→ TO BE DONE: Extract all lines that hold the string "heading".

→ MATERIAL FOR THE TASK:
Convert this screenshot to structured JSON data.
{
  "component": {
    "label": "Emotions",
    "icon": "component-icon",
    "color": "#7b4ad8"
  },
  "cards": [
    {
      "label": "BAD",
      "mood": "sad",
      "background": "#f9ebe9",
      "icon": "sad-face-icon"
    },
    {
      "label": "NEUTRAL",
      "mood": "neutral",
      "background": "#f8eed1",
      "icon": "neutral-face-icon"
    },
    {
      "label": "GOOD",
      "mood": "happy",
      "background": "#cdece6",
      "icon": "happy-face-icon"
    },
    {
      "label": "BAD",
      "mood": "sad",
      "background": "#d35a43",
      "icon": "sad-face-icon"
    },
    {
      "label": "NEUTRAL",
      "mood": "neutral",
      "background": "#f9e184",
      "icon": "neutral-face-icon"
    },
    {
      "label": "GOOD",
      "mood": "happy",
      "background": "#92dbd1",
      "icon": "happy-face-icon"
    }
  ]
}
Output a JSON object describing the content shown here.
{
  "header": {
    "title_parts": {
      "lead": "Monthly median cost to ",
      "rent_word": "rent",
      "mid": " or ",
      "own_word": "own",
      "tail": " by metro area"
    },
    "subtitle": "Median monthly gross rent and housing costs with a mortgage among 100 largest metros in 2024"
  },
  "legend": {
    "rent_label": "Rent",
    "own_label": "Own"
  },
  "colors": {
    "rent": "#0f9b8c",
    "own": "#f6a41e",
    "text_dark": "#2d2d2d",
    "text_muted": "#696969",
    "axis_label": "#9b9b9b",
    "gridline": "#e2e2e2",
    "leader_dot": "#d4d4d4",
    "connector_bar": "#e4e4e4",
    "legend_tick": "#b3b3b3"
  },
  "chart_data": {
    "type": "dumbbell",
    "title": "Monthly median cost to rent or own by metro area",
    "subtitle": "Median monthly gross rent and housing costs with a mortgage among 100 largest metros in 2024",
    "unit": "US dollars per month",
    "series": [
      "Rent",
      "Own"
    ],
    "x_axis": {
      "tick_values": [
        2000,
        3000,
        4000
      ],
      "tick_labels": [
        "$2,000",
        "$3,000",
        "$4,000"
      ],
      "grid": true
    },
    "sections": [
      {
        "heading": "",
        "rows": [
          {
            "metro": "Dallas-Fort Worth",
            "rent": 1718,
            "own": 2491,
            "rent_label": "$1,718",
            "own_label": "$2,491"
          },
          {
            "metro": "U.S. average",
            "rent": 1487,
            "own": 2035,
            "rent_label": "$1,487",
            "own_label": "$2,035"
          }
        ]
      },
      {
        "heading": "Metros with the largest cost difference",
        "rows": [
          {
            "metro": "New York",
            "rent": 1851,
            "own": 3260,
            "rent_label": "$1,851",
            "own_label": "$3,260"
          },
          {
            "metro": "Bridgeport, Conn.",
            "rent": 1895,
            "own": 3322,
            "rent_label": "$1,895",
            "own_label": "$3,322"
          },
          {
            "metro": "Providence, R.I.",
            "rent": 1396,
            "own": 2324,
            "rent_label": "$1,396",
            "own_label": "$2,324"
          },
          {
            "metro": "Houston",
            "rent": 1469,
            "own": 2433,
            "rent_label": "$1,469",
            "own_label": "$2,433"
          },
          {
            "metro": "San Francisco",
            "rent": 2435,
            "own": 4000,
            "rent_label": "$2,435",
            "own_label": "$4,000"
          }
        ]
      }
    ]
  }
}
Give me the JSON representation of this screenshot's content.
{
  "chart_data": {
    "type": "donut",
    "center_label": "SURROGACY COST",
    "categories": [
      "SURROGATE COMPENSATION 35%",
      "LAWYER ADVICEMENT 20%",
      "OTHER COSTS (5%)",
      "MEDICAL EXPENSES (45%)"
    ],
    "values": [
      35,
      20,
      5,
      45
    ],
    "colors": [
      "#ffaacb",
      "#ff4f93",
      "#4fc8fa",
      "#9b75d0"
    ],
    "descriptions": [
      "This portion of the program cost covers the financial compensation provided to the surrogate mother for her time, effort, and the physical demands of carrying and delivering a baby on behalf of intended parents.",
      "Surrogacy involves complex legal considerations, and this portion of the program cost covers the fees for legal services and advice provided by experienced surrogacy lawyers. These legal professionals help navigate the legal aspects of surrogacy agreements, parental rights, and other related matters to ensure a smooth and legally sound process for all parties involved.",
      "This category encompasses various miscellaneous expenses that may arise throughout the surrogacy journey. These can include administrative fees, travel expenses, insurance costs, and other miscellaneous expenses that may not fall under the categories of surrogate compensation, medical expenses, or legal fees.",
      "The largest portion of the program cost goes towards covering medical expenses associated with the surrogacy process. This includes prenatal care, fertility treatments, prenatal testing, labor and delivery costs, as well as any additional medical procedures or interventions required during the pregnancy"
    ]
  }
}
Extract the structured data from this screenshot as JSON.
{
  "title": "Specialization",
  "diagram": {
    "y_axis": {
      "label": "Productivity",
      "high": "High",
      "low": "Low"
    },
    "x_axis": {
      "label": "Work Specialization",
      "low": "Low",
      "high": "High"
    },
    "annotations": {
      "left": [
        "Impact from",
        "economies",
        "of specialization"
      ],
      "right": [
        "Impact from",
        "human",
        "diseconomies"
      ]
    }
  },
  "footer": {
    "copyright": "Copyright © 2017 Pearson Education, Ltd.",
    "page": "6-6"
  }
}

→ RESULT:
        "heading": "",
        "heading": "Metros with the largest cost difference",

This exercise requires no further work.